State how many lines of the records contain the string "product". Give the number alone.
# Start of Record list
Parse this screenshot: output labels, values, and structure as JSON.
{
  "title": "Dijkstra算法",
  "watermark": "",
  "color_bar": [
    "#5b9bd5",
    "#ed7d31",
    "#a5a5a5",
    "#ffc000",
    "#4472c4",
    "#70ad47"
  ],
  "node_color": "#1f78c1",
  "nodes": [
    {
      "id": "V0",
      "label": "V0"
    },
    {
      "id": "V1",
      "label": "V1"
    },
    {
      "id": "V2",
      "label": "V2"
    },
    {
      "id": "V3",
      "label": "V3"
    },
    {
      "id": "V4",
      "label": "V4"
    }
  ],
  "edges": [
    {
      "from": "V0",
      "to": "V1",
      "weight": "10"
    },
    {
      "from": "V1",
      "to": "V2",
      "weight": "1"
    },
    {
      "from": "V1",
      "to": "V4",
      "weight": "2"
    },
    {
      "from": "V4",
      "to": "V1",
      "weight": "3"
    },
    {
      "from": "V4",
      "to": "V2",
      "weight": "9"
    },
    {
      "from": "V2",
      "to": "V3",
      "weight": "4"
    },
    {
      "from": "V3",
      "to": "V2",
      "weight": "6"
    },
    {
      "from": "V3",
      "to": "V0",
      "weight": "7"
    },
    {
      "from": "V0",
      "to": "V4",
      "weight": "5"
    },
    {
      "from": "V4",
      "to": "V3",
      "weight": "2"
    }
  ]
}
# End of Record list
# Start of Record list
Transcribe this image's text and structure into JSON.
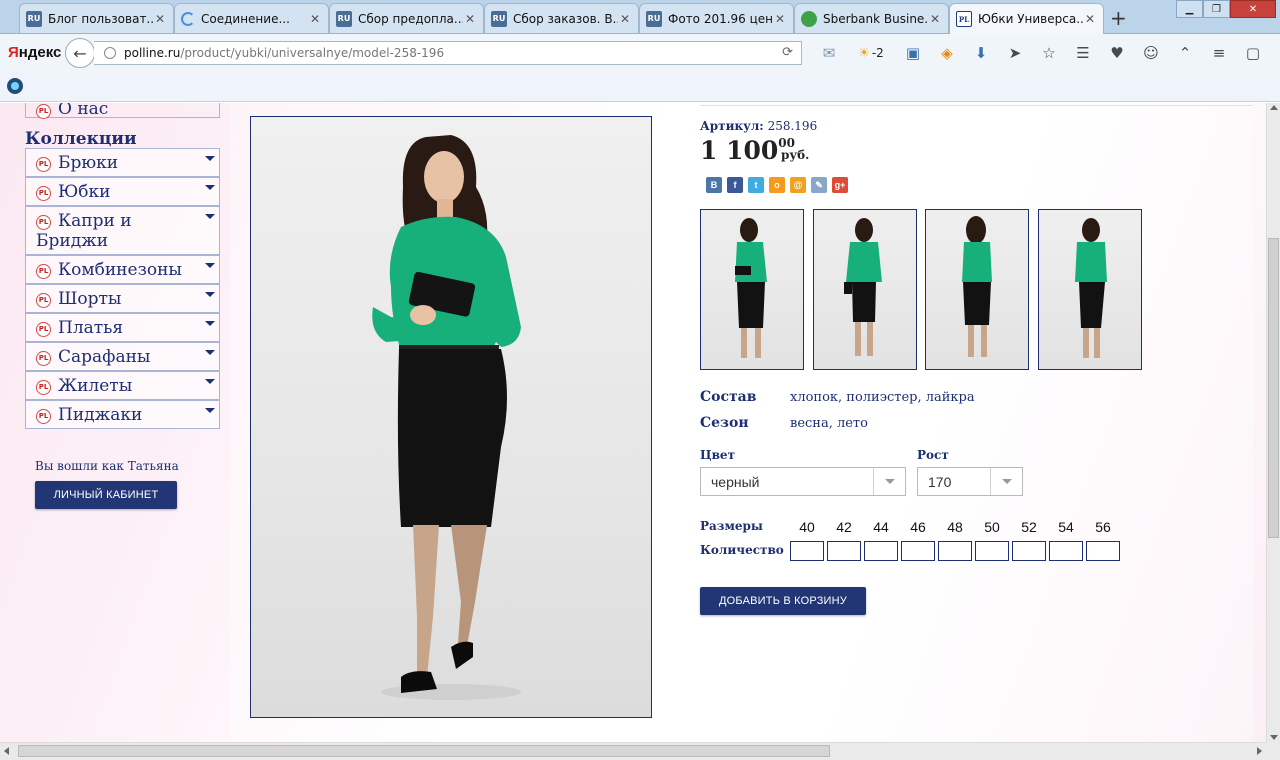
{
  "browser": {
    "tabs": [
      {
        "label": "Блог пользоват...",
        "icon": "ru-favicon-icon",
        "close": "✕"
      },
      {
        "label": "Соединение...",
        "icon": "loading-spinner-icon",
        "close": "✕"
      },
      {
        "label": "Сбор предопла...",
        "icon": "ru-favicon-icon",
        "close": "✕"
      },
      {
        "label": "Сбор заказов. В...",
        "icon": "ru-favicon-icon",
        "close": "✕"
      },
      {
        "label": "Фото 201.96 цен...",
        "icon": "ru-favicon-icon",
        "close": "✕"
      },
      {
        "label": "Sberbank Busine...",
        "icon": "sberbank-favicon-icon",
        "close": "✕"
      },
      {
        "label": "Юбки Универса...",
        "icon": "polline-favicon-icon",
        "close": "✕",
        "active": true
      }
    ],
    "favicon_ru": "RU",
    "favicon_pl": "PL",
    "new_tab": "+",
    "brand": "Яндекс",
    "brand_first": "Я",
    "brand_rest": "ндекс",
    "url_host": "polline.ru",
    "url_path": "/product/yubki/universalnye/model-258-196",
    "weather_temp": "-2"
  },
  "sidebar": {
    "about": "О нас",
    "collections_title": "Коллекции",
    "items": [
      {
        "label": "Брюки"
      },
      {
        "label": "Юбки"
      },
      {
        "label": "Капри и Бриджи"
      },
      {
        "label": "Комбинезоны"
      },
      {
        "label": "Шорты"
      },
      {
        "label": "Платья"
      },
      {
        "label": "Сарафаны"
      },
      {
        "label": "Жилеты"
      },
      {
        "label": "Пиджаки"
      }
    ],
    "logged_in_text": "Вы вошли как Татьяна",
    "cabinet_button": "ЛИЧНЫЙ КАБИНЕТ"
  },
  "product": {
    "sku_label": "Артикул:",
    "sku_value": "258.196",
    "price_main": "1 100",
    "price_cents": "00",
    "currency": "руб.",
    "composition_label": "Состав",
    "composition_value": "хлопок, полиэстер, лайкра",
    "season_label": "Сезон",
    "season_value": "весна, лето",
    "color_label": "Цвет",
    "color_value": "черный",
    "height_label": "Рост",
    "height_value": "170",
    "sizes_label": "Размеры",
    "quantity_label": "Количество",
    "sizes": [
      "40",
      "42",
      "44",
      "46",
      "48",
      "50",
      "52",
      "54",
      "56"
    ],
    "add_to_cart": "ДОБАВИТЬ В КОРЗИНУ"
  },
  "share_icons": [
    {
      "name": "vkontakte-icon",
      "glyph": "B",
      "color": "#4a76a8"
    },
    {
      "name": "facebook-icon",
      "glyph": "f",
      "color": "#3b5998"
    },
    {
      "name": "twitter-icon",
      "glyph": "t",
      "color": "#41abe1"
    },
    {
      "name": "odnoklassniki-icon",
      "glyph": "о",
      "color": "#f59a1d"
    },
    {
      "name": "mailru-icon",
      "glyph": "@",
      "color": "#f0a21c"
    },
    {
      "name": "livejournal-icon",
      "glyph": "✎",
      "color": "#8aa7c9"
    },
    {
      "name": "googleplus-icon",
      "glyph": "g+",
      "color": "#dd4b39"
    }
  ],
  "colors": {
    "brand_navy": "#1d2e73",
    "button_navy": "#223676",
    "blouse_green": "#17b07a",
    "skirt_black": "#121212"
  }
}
# End of Record list
Full response —
2